* **Set task**
Write out the material again exactly, please, and omit the pictures.

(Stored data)

· · · ·

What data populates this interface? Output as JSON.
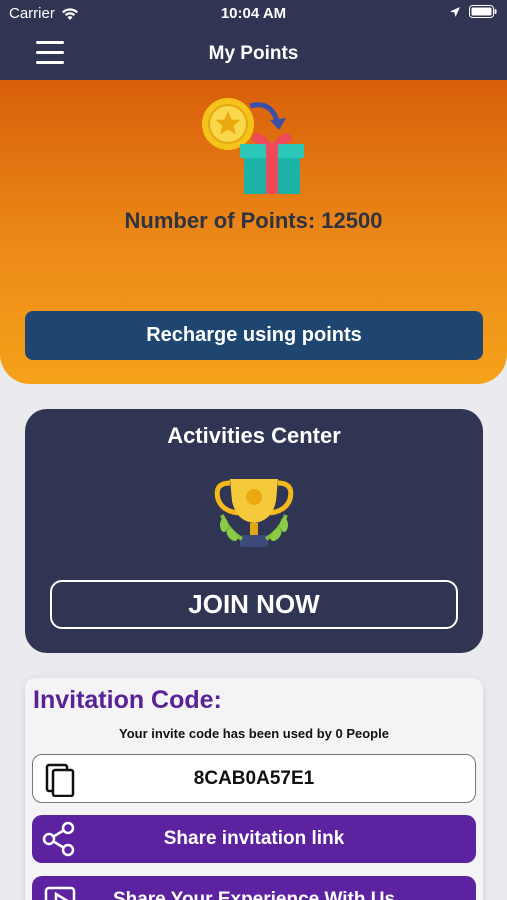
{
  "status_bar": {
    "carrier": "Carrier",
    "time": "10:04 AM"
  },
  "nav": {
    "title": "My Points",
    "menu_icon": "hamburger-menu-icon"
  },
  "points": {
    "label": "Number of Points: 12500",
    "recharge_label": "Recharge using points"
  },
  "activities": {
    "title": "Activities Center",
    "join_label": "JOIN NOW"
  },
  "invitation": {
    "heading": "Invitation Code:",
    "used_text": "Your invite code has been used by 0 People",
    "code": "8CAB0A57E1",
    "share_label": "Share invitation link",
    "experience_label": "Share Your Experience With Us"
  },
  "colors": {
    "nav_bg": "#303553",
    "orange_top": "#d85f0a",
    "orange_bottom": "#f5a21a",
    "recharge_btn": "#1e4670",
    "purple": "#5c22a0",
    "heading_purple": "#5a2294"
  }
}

· · · ·

* **Output of the task**
What data populates this interface? Output as JSON.
{
  "status_bar": {
    "carrier": "Carrier",
    "time": "10:04 AM"
  },
  "nav": {
    "title": "My Points",
    "menu_icon": "hamburger-menu-icon"
  },
  "points": {
    "label": "Number of Points: 12500",
    "recharge_label": "Recharge using points"
  },
  "activities": {
    "title": "Activities Center",
    "join_label": "JOIN NOW"
  },
  "invitation": {
    "heading": "Invitation Code:",
    "used_text": "Your invite code has been used by 0 People",
    "code": "8CAB0A57E1",
    "share_label": "Share invitation link",
    "experience_label": "Share Your Experience With Us"
  },
  "colors": {
    "nav_bg": "#303553",
    "orange_top": "#d85f0a",
    "orange_bottom": "#f5a21a",
    "recharge_btn": "#1e4670",
    "purple": "#5c22a0",
    "heading_purple": "#5a2294"
  }
}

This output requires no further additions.